# Task objective
Copy everything in the listing below word for word, apart from any images.

# Data supplied
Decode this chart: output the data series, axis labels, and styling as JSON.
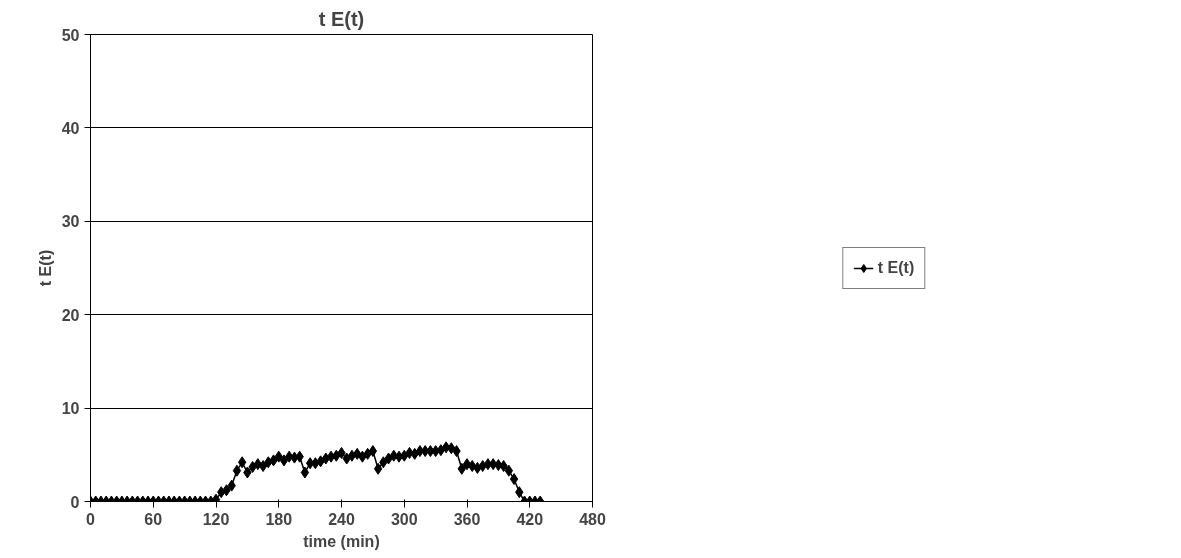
{
  "chart_data": {
    "type": "line",
    "title": "t E(t)",
    "xlabel": "time (min)",
    "ylabel": "t E(t)",
    "x": [
      0,
      5,
      10,
      15,
      20,
      25,
      30,
      35,
      40,
      45,
      50,
      55,
      60,
      65,
      70,
      75,
      80,
      85,
      90,
      95,
      100,
      105,
      110,
      115,
      120,
      125,
      130,
      135,
      140,
      145,
      150,
      155,
      160,
      165,
      170,
      175,
      180,
      185,
      190,
      195,
      200,
      205,
      210,
      215,
      220,
      225,
      230,
      235,
      240,
      245,
      250,
      255,
      260,
      265,
      270,
      275,
      280,
      285,
      290,
      295,
      300,
      305,
      310,
      315,
      320,
      325,
      330,
      335,
      340,
      345,
      350,
      355,
      360,
      365,
      370,
      375,
      380,
      385,
      390,
      395,
      400,
      405,
      410,
      415,
      420,
      425,
      430
    ],
    "series": [
      {
        "name": "t E(t)",
        "color": "#000000",
        "values": [
          0,
          0,
          0,
          0,
          0,
          0,
          0,
          0,
          0,
          0,
          0,
          0,
          0,
          0,
          0,
          0,
          0,
          0,
          0,
          0,
          0,
          0,
          0,
          0,
          0.2,
          1.0,
          1.2,
          1.7,
          3.3,
          4.2,
          3.1,
          3.7,
          4.0,
          3.8,
          4.2,
          4.4,
          4.8,
          4.4,
          4.8,
          4.7,
          4.8,
          3.1,
          4.1,
          4.1,
          4.3,
          4.6,
          4.8,
          4.9,
          5.2,
          4.6,
          4.9,
          5.1,
          4.8,
          5.1,
          5.4,
          3.5,
          4.2,
          4.6,
          4.9,
          4.8,
          4.9,
          5.2,
          5.1,
          5.4,
          5.4,
          5.4,
          5.4,
          5.5,
          5.8,
          5.7,
          5.4,
          3.5,
          4.0,
          3.8,
          3.6,
          3.8,
          4.0,
          4.0,
          3.9,
          3.8,
          3.3,
          2.4,
          1.0,
          0,
          0,
          0,
          0
        ]
      }
    ],
    "xlim": [
      0,
      480
    ],
    "xticks": [
      0,
      60,
      120,
      180,
      240,
      300,
      360,
      420,
      480
    ],
    "ylim": [
      0,
      50
    ],
    "yticks": [
      0,
      10,
      20,
      30,
      40,
      50
    ],
    "grid": "y",
    "legend": "right",
    "marker": "diamond",
    "line_style": "solid"
  }
}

# Exercise solution
Decode this chart: output the data series, axis labels, and styling as JSON.
{
  "chart_data": {
    "type": "line",
    "title": "t E(t)",
    "xlabel": "time (min)",
    "ylabel": "t E(t)",
    "x": [
      0,
      5,
      10,
      15,
      20,
      25,
      30,
      35,
      40,
      45,
      50,
      55,
      60,
      65,
      70,
      75,
      80,
      85,
      90,
      95,
      100,
      105,
      110,
      115,
      120,
      125,
      130,
      135,
      140,
      145,
      150,
      155,
      160,
      165,
      170,
      175,
      180,
      185,
      190,
      195,
      200,
      205,
      210,
      215,
      220,
      225,
      230,
      235,
      240,
      245,
      250,
      255,
      260,
      265,
      270,
      275,
      280,
      285,
      290,
      295,
      300,
      305,
      310,
      315,
      320,
      325,
      330,
      335,
      340,
      345,
      350,
      355,
      360,
      365,
      370,
      375,
      380,
      385,
      390,
      395,
      400,
      405,
      410,
      415,
      420,
      425,
      430
    ],
    "series": [
      {
        "name": "t E(t)",
        "color": "#000000",
        "values": [
          0,
          0,
          0,
          0,
          0,
          0,
          0,
          0,
          0,
          0,
          0,
          0,
          0,
          0,
          0,
          0,
          0,
          0,
          0,
          0,
          0,
          0,
          0,
          0,
          0.2,
          1.0,
          1.2,
          1.7,
          3.3,
          4.2,
          3.1,
          3.7,
          4.0,
          3.8,
          4.2,
          4.4,
          4.8,
          4.4,
          4.8,
          4.7,
          4.8,
          3.1,
          4.1,
          4.1,
          4.3,
          4.6,
          4.8,
          4.9,
          5.2,
          4.6,
          4.9,
          5.1,
          4.8,
          5.1,
          5.4,
          3.5,
          4.2,
          4.6,
          4.9,
          4.8,
          4.9,
          5.2,
          5.1,
          5.4,
          5.4,
          5.4,
          5.4,
          5.5,
          5.8,
          5.7,
          5.4,
          3.5,
          4.0,
          3.8,
          3.6,
          3.8,
          4.0,
          4.0,
          3.9,
          3.8,
          3.3,
          2.4,
          1.0,
          0,
          0,
          0,
          0
        ]
      }
    ],
    "xlim": [
      0,
      480
    ],
    "xticks": [
      0,
      60,
      120,
      180,
      240,
      300,
      360,
      420,
      480
    ],
    "ylim": [
      0,
      50
    ],
    "yticks": [
      0,
      10,
      20,
      30,
      40,
      50
    ],
    "grid": "y",
    "legend": "right",
    "marker": "diamond",
    "line_style": "solid"
  }
}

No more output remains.